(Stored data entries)
## BEGIN

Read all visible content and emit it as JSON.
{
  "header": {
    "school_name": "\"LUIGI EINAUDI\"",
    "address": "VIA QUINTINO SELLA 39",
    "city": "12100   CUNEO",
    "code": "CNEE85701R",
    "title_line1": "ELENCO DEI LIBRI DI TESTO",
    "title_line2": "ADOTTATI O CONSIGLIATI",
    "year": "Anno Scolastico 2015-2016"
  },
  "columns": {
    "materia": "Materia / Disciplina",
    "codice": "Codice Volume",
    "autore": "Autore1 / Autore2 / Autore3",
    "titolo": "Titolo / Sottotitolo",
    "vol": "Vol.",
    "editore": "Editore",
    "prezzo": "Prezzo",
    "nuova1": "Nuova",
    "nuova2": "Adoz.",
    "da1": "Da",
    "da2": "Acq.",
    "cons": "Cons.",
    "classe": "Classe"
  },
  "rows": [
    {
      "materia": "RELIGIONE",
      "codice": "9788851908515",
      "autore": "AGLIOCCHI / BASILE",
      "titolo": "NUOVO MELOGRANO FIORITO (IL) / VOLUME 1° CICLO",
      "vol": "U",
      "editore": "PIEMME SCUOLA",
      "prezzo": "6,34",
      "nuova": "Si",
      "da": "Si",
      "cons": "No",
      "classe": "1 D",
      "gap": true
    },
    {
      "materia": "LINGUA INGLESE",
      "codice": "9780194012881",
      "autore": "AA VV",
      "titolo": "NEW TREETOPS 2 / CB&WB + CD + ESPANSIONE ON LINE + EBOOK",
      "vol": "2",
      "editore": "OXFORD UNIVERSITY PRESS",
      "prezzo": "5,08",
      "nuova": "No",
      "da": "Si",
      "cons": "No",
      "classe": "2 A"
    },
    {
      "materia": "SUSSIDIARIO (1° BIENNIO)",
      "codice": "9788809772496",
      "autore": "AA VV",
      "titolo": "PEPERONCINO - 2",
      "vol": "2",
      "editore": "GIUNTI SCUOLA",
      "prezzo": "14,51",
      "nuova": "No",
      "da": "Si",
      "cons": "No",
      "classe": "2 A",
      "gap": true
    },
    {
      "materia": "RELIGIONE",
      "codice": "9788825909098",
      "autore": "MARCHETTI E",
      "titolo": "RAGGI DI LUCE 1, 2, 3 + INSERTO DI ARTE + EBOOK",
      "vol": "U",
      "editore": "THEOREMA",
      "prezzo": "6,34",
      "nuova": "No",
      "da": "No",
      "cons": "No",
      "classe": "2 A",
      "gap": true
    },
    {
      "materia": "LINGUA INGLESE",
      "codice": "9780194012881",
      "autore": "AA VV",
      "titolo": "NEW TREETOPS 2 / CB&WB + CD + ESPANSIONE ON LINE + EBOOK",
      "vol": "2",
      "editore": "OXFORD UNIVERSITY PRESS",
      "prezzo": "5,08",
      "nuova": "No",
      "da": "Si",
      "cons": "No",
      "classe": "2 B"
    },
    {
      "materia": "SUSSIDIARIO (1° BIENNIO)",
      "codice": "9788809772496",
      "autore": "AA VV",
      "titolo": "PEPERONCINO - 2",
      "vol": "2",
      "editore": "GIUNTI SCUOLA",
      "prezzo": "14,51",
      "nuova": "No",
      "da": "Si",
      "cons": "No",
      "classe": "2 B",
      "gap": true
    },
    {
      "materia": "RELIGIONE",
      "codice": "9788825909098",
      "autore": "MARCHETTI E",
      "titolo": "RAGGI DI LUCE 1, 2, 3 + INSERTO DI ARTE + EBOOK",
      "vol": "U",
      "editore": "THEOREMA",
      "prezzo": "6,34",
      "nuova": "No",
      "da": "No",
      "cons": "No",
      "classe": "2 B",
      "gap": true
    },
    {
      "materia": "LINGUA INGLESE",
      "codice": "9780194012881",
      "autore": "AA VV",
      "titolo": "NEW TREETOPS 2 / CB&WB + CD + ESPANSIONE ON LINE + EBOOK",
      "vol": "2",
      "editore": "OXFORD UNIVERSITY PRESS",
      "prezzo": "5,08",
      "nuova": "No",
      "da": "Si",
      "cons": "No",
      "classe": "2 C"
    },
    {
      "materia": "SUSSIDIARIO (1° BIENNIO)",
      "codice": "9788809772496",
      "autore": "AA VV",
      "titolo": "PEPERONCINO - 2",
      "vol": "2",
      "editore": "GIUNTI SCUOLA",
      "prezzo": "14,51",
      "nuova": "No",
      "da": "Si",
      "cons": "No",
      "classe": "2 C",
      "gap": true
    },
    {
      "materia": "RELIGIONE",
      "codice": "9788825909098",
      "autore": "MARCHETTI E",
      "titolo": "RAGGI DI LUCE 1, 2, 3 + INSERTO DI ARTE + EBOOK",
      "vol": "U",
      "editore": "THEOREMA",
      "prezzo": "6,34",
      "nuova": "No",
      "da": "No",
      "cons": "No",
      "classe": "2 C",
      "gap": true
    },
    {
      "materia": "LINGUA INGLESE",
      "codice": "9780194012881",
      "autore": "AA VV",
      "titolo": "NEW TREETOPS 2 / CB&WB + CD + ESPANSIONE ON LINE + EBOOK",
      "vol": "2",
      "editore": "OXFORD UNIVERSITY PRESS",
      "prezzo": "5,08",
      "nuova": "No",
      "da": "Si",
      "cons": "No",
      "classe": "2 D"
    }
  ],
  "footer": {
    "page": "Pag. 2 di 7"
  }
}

## END

→ Directions:
Write the material out again word for word.

→ Complete response:
Read all visible content and emit it as JSON.
{
  "header": {
    "school_name": "\"LUIGI EINAUDI\"",
    "address": "VIA QUINTINO SELLA 39",
    "city": "12100   CUNEO",
    "code": "CNEE85701R",
    "title_line1": "ELENCO DEI LIBRI DI TESTO",
    "title_line2": "ADOTTATI O CONSIGLIATI",
    "year": "Anno Scolastico 2015-2016"
  },
  "columns": {
    "materia": "Materia / Disciplina",
    "codice": "Codice Volume",
    "autore": "Autore1 / Autore2 / Autore3",
    "titolo": "Titolo / Sottotitolo",
    "vol": "Vol.",
    "editore": "Editore",
    "prezzo": "Prezzo",
    "nuova1": "Nuova",
    "nuova2": "Adoz.",
    "da1": "Da",
    "da2": "Acq.",
    "cons": "Cons.",
    "classe": "Classe"
  },
  "rows": [
    {
      "materia": "RELIGIONE",
      "codice": "9788851908515",
      "autore": "AGLIOCCHI / BASILE",
      "titolo": "NUOVO MELOGRANO FIORITO (IL) / VOLUME 1° CICLO",
      "vol": "U",
      "editore": "PIEMME SCUOLA",
      "prezzo": "6,34",
      "nuova": "Si",
      "da": "Si",
      "cons": "No",
      "classe": "1 D",
      "gap": true
    },
    {
      "materia": "LINGUA INGLESE",
      "codice": "9780194012881",
      "autore": "AA VV",
      "titolo": "NEW TREETOPS 2 / CB&WB + CD + ESPANSIONE ON LINE + EBOOK",
      "vol": "2",
      "editore": "OXFORD UNIVERSITY PRESS",
      "prezzo": "5,08",
      "nuova": "No",
      "da": "Si",
      "cons": "No",
      "classe": "2 A"
    },
    {
      "materia": "SUSSIDIARIO (1° BIENNIO)",
      "codice": "9788809772496",
      "autore": "AA VV",
      "titolo": "PEPERONCINO - 2",
      "vol": "2",
      "editore": "GIUNTI SCUOLA",
      "prezzo": "14,51",
      "nuova": "No",
      "da": "Si",
      "cons": "No",
      "classe": "2 A",
      "gap": true
    },
    {
      "materia": "RELIGIONE",
      "codice": "9788825909098",
      "autore": "MARCHETTI E",
      "titolo": "RAGGI DI LUCE 1, 2, 3 + INSERTO DI ARTE + EBOOK",
      "vol": "U",
      "editore": "THEOREMA",
      "prezzo": "6,34",
      "nuova": "No",
      "da": "No",
      "cons": "No",
      "classe": "2 A",
      "gap": true
    },
    {
      "materia": "LINGUA INGLESE",
      "codice": "9780194012881",
      "autore": "AA VV",
      "titolo": "NEW TREETOPS 2 / CB&WB + CD + ESPANSIONE ON LINE + EBOOK",
      "vol": "2",
      "editore": "OXFORD UNIVERSITY PRESS",
      "prezzo": "5,08",
      "nuova": "No",
      "da": "Si",
      "cons": "No",
      "classe": "2 B"
    },
    {
      "materia": "SUSSIDIARIO (1° BIENNIO)",
      "codice": "9788809772496",
      "autore": "AA VV",
      "titolo": "PEPERONCINO - 2",
      "vol": "2",
      "editore": "GIUNTI SCUOLA",
      "prezzo": "14,51",
      "nuova": "No",
      "da": "Si",
      "cons": "No",
      "classe": "2 B",
      "gap": true
    },
    {
      "materia": "RELIGIONE",
      "codice": "9788825909098",
      "autore": "MARCHETTI E",
      "titolo": "RAGGI DI LUCE 1, 2, 3 + INSERTO DI ARTE + EBOOK",
      "vol": "U",
      "editore": "THEOREMA",
      "prezzo": "6,34",
      "nuova": "No",
      "da": "No",
      "cons": "No",
      "classe": "2 B",
      "gap": true
    },
    {
      "materia": "LINGUA INGLESE",
      "codice": "9780194012881",
      "autore": "AA VV",
      "titolo": "NEW TREETOPS 2 / CB&WB + CD + ESPANSIONE ON LINE + EBOOK",
      "vol": "2",
      "editore": "OXFORD UNIVERSITY PRESS",
      "prezzo": "5,08",
      "nuova": "No",
      "da": "Si",
      "cons": "No",
      "classe": "2 C"
    },
    {
      "materia": "SUSSIDIARIO (1° BIENNIO)",
      "codice": "9788809772496",
      "autore": "AA VV",
      "titolo": "PEPERONCINO - 2",
      "vol": "2",
      "editore": "GIUNTI SCUOLA",
      "prezzo": "14,51",
      "nuova": "No",
      "da": "Si",
      "cons": "No",
      "classe": "2 C",
      "gap": true
    },
    {
      "materia": "RELIGIONE",
      "codice": "9788825909098",
      "autore": "MARCHETTI E",
      "titolo": "RAGGI DI LUCE 1, 2, 3 + INSERTO DI ARTE + EBOOK",
      "vol": "U",
      "editore": "THEOREMA",
      "prezzo": "6,34",
      "nuova": "No",
      "da": "No",
      "cons": "No",
      "classe": "2 C",
      "gap": true
    },
    {
      "materia": "LINGUA INGLESE",
      "codice": "9780194012881",
      "autore": "AA VV",
      "titolo": "NEW TREETOPS 2 / CB&WB + CD + ESPANSIONE ON LINE + EBOOK",
      "vol": "2",
      "editore": "OXFORD UNIVERSITY PRESS",
      "prezzo": "5,08",
      "nuova": "No",
      "da": "Si",
      "cons": "No",
      "classe": "2 D"
    }
  ],
  "footer": {
    "page": "Pag. 2 di 7"
  }
}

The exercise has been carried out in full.